◆ Exercise brief:
Scan the entries for the string "JSON" and give the number of lines that have it, nothing further.

Stored data
"""
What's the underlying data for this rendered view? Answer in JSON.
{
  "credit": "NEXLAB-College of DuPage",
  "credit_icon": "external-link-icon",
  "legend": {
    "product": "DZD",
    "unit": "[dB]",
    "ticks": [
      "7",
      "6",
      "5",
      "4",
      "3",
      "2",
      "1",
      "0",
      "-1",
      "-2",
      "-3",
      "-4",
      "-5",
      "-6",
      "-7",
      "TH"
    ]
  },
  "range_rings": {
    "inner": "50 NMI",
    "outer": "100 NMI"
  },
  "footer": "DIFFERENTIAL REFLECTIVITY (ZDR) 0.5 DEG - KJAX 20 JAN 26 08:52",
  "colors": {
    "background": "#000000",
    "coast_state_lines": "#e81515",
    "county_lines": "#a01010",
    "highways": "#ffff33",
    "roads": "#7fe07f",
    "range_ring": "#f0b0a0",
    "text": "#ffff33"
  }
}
"""
"""
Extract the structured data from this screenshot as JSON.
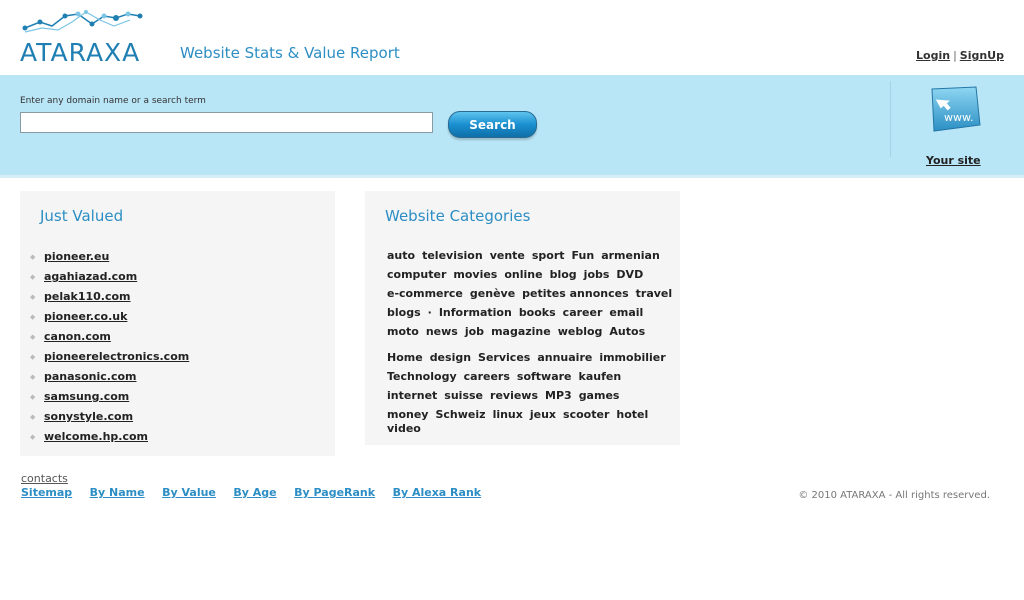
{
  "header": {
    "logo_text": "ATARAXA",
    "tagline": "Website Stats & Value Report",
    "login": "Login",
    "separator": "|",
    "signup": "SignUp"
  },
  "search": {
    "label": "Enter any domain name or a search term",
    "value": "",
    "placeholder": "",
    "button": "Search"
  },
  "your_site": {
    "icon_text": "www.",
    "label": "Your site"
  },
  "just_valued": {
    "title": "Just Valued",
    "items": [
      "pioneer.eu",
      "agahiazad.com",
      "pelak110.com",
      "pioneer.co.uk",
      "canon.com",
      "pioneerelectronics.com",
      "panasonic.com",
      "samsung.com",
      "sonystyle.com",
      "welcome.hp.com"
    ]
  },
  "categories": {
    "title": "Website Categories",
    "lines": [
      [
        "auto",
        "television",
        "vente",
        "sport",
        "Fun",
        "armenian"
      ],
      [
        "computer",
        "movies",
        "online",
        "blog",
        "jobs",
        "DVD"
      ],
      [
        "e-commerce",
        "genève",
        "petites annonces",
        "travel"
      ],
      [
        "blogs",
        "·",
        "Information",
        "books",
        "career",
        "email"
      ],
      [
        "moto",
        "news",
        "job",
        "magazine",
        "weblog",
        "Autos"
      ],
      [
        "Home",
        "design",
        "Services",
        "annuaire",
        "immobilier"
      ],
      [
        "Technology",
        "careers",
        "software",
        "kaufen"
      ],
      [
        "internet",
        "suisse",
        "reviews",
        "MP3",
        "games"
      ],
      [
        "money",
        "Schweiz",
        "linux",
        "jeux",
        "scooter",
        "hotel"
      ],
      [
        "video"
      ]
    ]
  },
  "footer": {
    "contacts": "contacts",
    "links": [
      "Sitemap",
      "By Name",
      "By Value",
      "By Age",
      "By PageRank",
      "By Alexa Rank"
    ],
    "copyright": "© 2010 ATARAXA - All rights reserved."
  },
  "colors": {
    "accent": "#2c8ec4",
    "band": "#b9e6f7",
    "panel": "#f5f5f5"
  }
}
"""
◆ Written solution:
2